## EXERCISE PROMPT:
Verbatim output of all the material below is required.

## Items listed in a dataset:
-- Begin --

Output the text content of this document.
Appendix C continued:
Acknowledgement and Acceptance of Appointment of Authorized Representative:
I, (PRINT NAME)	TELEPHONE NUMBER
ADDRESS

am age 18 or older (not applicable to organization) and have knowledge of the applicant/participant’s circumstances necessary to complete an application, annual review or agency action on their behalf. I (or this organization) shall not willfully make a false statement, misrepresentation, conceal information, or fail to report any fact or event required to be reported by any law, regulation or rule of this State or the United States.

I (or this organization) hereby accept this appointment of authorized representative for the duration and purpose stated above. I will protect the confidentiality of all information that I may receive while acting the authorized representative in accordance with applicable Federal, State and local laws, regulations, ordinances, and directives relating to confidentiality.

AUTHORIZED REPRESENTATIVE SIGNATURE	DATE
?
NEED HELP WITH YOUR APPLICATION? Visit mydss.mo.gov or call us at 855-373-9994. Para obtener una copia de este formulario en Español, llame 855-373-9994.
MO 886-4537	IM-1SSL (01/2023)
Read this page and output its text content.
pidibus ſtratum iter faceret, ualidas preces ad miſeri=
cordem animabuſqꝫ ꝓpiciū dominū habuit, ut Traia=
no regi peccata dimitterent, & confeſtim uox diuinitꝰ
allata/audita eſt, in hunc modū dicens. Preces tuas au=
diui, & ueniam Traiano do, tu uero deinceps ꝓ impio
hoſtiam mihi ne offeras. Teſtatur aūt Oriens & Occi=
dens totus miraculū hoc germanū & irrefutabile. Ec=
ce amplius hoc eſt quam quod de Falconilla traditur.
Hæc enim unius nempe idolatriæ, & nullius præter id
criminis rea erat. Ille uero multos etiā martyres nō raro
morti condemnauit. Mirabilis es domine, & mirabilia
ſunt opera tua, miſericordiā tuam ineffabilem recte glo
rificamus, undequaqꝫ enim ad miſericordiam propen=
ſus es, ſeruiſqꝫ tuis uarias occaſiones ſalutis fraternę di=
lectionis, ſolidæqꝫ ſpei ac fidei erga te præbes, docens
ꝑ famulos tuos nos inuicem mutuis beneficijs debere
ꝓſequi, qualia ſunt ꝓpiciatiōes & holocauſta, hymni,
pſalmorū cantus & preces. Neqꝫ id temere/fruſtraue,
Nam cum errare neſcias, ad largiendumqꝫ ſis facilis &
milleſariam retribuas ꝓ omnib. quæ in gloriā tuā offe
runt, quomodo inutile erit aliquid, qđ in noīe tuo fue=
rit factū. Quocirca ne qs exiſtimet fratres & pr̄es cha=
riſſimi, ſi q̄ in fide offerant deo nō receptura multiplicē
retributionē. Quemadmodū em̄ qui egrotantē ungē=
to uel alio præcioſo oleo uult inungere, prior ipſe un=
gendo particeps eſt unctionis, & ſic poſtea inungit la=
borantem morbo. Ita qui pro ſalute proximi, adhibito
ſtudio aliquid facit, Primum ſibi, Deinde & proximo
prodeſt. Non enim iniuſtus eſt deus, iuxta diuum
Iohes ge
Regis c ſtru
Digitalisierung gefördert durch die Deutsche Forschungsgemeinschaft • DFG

-- End --

## FINAL ANSWER:
Output the text content of this document.
Appendix C continued:
Acknowledgement and Acceptance of Appointment of Authorized Representative:
I, (PRINT NAME)	TELEPHONE NUMBER
ADDRESS

am age 18 or older (not applicable to organization) and have knowledge of the applicant/participant’s circumstances necessary to complete an application, annual review or agency action on their behalf. I (or this organization) shall not willfully make a false statement, misrepresentation, conceal information, or fail to report any fact or event required to be reported by any law, regulation or rule of this State or the United States.

I (or this organization) hereby accept this appointment of authorized representative for the duration and purpose stated above. I will protect the confidentiality of all information that I may receive while acting the authorized representative in accordance with applicable Federal, State and local laws, regulations, ordinances, and directives relating to confidentiality.

AUTHORIZED REPRESENTATIVE SIGNATURE	DATE
?
NEED HELP WITH YOUR APPLICATION? Visit mydss.mo.gov or call us at 855-373-9994. Para obtener una copia de este formulario en Español, llame 855-373-9994.
MO 886-4537	IM-1SSL (01/2023)
Read this page and output its text content.
pidibus ſtratum iter faceret, ualidas preces ad miſeri=
cordem animabuſqꝫ ꝓpiciū dominū habuit, ut Traia=
no regi peccata dimitterent, & confeſtim uox diuinitꝰ
allata/audita eſt, in hunc modū dicens. Preces tuas au=
diui, & ueniam Traiano do, tu uero deinceps ꝓ impio
hoſtiam mihi ne offeras. Teſtatur aūt Oriens & Occi=
dens totus miraculū hoc germanū & irrefutabile. Ec=
ce amplius hoc eſt quam quod de Falconilla traditur.
Hæc enim unius nempe idolatriæ, & nullius præter id
criminis rea erat. Ille uero multos etiā martyres nō raro
morti condemnauit. Mirabilis es domine, & mirabilia
ſunt opera tua, miſericordiā tuam ineffabilem recte glo
rificamus, undequaqꝫ enim ad miſericordiam propen=
ſus es, ſeruiſqꝫ tuis uarias occaſiones ſalutis fraternę di=
lectionis, ſolidæqꝫ ſpei ac fidei erga te præbes, docens
ꝑ famulos tuos nos inuicem mutuis beneficijs debere
ꝓſequi, qualia ſunt ꝓpiciatiōes & holocauſta, hymni,
pſalmorū cantus & preces. Neqꝫ id temere/fruſtraue,
Nam cum errare neſcias, ad largiendumqꝫ ſis facilis &
milleſariam retribuas ꝓ omnib. quæ in gloriā tuā offe
runt, quomodo inutile erit aliquid, qđ in noīe tuo fue=
rit factū. Quocirca ne qs exiſtimet fratres & pr̄es cha=
riſſimi, ſi q̄ in fide offerant deo nō receptura multiplicē
retributionē. Quemadmodū em̄ qui egrotantē ungē=
to uel alio præcioſo oleo uult inungere, prior ipſe un=
gendo particeps eſt unctionis, & ſic poſtea inungit la=
borantem morbo. Ita qui pro ſalute proximi, adhibito
ſtudio aliquid facit, Primum ſibi, Deinde & proximo
prodeſt. Non enim iniuſtus eſt deus, iuxta diuum
Iohes ge
Regis c ſtru
Digitalisierung gefördert durch die Deutsche Forschungsgemeinschaft • DFG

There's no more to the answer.